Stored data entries
· · · · · · ·

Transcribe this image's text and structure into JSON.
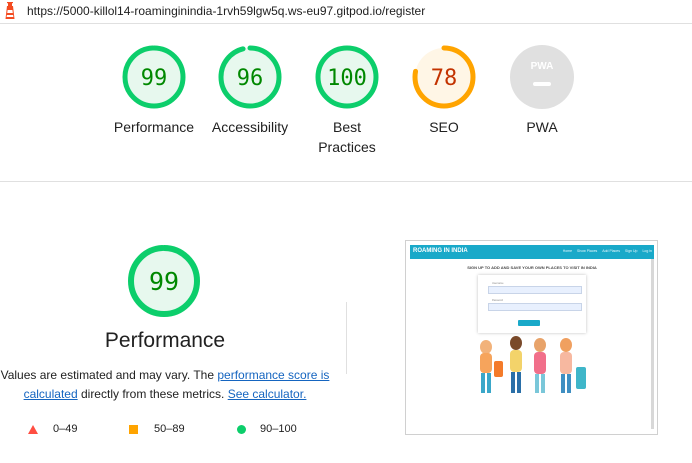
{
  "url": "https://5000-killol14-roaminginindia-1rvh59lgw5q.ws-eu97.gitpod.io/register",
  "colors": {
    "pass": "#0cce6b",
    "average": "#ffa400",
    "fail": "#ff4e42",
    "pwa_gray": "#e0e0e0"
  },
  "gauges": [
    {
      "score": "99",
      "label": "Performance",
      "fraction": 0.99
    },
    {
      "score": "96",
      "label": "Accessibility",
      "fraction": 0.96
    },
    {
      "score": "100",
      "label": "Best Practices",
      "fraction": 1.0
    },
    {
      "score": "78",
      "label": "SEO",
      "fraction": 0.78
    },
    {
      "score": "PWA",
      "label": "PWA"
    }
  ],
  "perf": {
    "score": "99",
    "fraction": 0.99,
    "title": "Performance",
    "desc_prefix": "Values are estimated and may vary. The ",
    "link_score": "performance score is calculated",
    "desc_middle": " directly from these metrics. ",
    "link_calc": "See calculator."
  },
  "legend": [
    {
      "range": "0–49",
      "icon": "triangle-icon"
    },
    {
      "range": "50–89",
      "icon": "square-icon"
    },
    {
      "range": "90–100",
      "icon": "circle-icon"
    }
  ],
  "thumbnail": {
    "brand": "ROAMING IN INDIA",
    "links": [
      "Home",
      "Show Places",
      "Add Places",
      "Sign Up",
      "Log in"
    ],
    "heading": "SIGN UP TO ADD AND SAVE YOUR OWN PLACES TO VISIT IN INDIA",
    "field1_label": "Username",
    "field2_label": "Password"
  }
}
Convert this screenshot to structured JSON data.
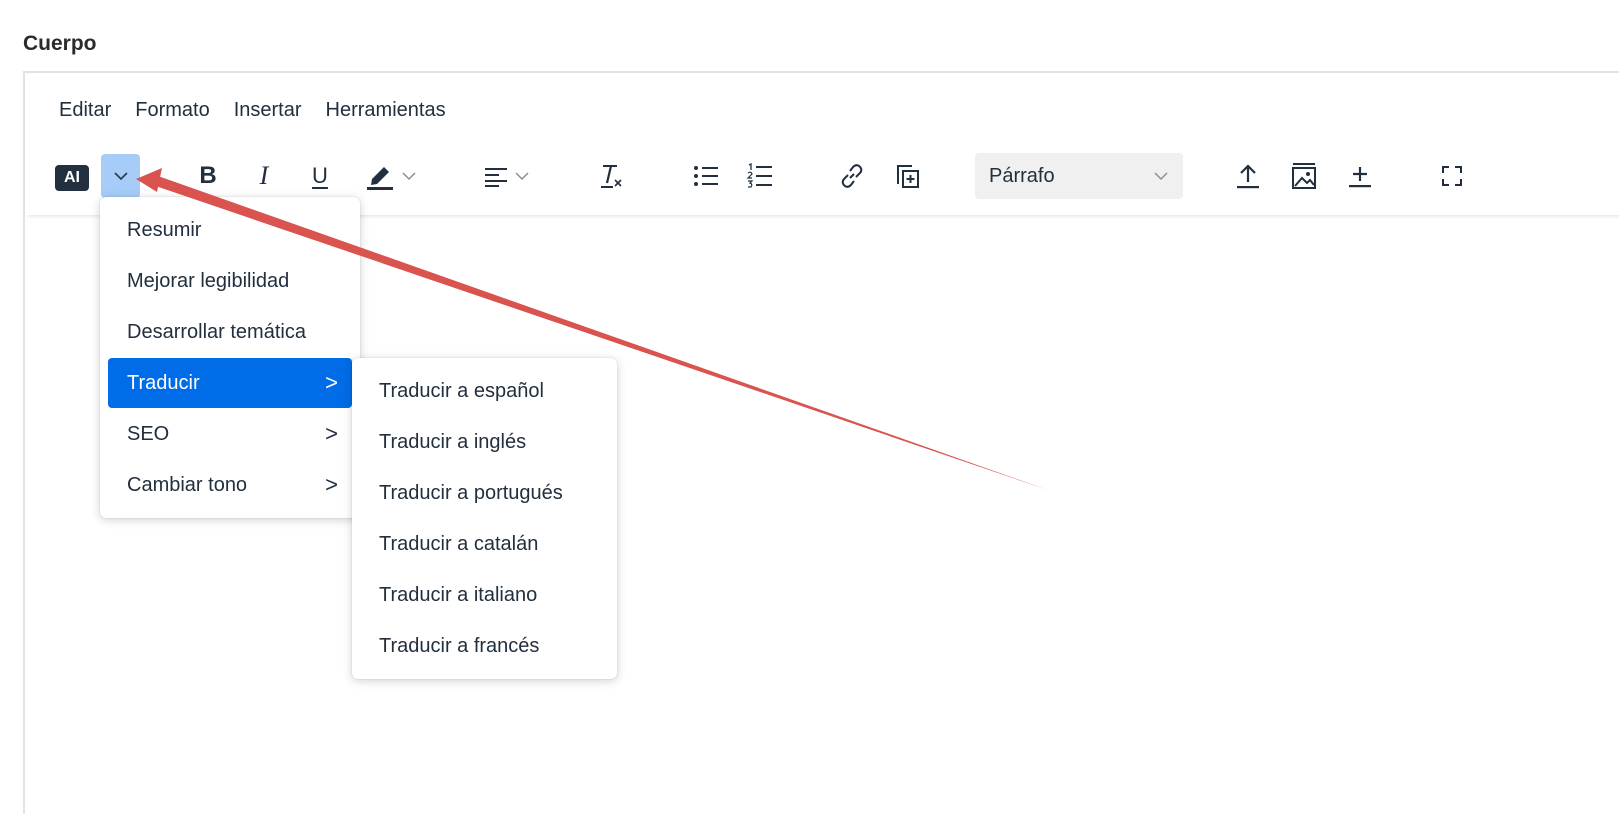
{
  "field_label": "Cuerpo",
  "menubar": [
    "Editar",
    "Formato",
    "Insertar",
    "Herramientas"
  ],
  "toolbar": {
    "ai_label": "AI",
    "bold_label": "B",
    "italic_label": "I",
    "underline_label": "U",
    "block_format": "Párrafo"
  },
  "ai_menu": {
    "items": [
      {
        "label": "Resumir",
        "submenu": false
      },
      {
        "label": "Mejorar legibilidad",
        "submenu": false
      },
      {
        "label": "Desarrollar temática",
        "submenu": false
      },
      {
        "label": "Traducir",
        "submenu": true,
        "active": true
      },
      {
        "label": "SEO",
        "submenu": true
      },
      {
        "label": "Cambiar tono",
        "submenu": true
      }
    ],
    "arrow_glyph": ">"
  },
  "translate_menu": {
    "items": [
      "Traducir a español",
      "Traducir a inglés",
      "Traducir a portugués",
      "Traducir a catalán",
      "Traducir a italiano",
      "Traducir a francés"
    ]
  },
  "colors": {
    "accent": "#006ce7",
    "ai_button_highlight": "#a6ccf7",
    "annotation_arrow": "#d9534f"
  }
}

· · · · · · ·

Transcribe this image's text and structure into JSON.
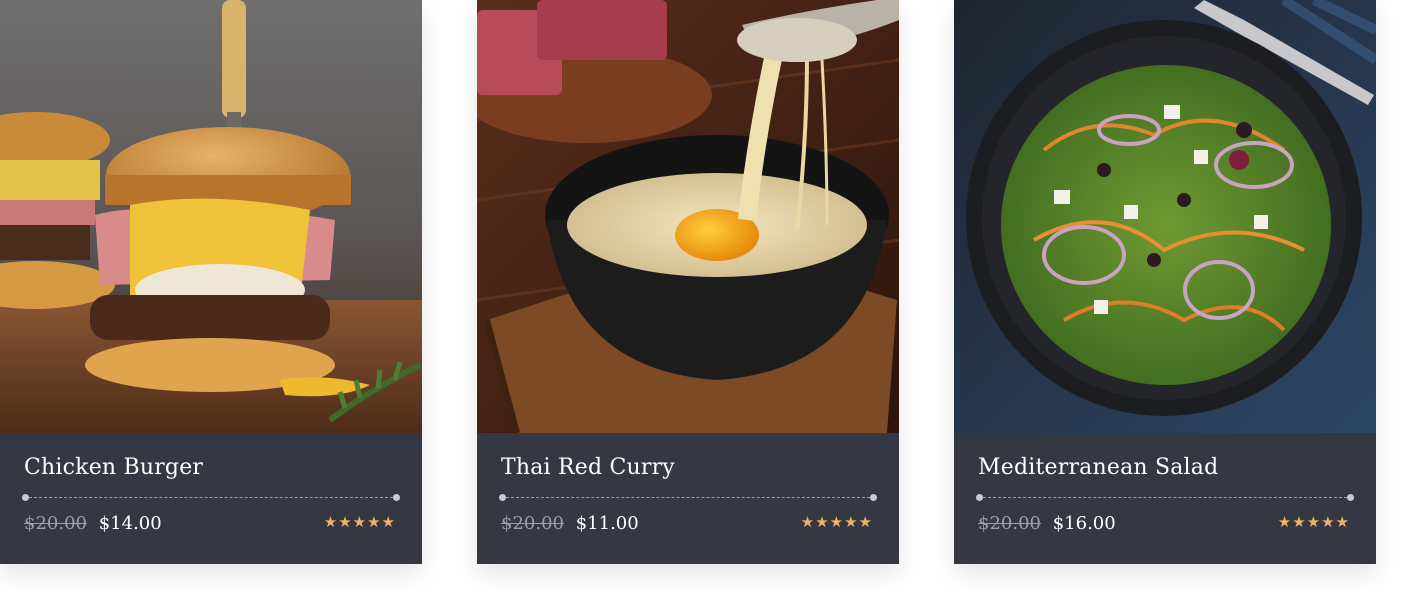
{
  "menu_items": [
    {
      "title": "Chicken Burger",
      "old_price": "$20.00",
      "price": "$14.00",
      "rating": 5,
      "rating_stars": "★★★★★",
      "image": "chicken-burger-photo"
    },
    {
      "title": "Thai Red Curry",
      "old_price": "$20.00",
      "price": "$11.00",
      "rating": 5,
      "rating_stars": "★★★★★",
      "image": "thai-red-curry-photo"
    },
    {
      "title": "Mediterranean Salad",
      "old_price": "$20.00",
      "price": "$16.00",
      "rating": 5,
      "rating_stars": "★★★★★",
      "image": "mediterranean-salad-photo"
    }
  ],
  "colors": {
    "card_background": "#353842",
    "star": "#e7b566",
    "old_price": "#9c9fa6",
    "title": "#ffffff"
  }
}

· · · · · · ·

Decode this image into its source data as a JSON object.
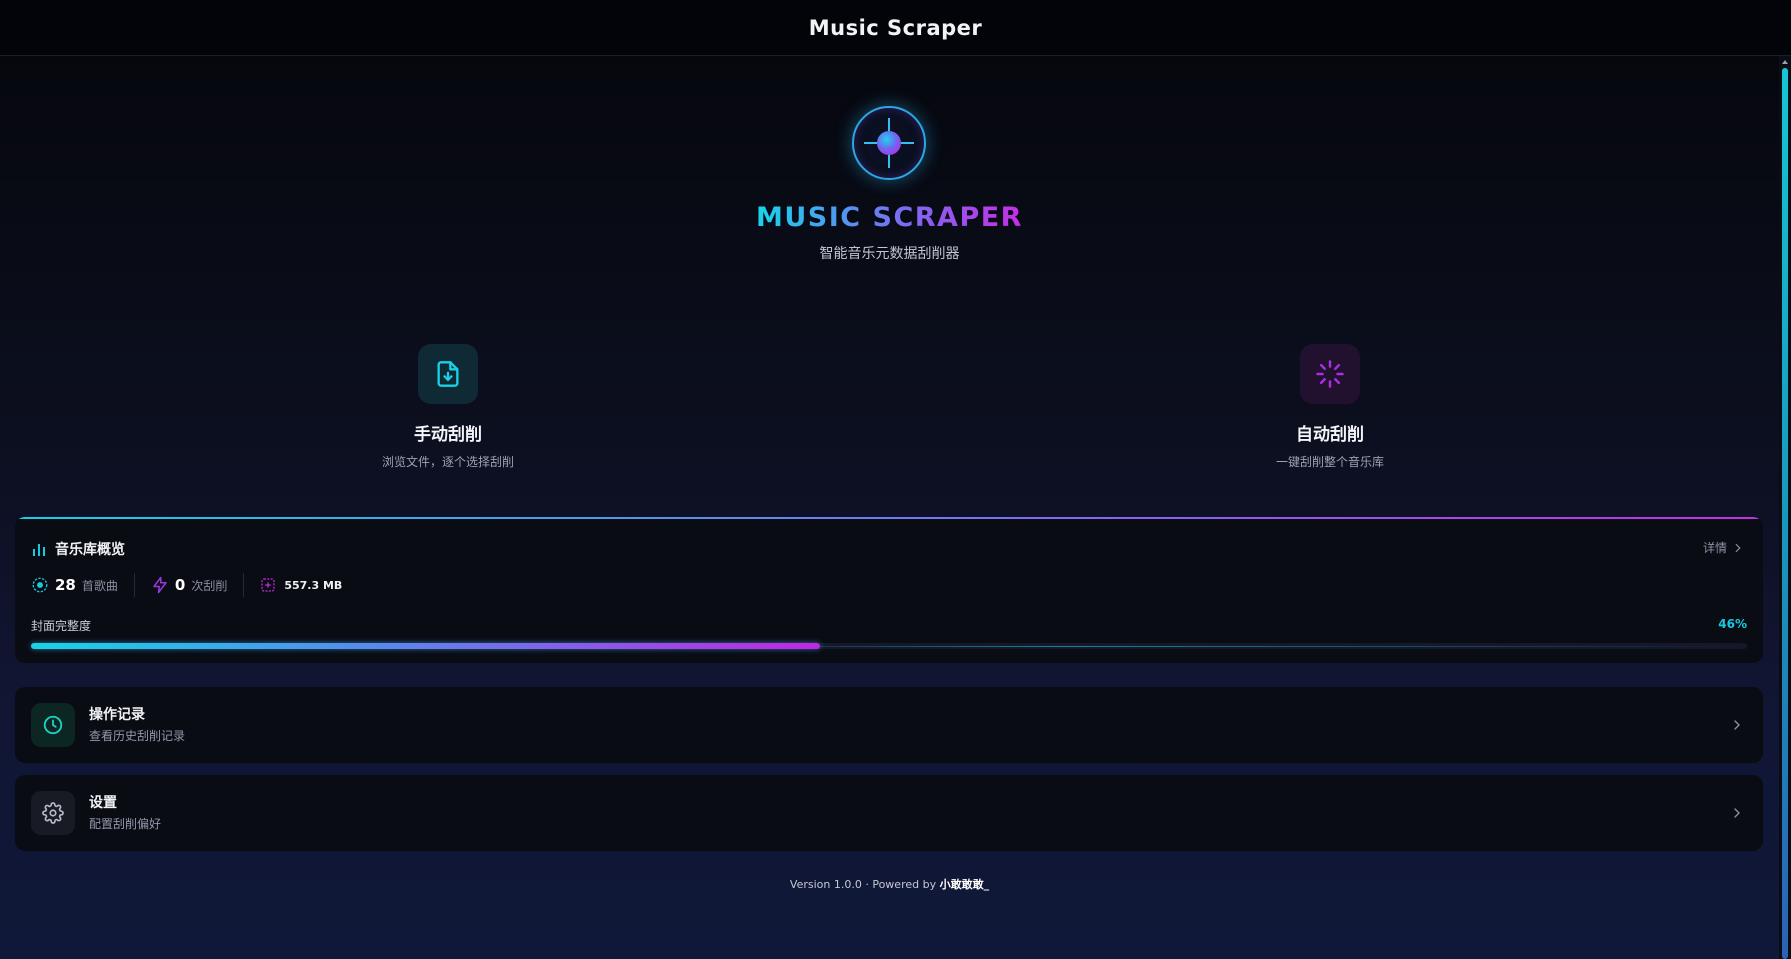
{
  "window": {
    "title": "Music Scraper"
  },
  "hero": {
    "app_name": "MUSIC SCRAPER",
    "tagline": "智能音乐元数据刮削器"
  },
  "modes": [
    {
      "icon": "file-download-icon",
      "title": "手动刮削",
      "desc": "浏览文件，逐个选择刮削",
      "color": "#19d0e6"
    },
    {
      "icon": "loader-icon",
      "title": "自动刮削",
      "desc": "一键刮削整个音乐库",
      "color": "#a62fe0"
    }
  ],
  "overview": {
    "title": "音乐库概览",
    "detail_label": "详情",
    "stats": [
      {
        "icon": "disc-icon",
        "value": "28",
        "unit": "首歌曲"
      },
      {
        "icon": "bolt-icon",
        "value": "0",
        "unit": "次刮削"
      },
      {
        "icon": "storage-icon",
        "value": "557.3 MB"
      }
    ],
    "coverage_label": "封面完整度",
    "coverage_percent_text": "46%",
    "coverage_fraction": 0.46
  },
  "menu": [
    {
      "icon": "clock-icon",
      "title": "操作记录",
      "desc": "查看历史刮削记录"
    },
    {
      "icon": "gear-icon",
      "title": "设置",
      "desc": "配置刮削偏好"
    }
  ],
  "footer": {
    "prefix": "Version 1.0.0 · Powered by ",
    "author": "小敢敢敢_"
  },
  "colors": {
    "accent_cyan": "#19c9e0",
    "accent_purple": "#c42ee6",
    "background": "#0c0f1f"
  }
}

· · · · · · ·

_EXERCISE GOAL_
List all lines from the entries that include the word "this".

_EXPECTED OUTPUT_
Transcribe this image's text and structure into JSON.
Convert this screenshot to structured JSON data.
Transcribe this image's text and structure into JSON.
Decode this image into its source data as a JSON object.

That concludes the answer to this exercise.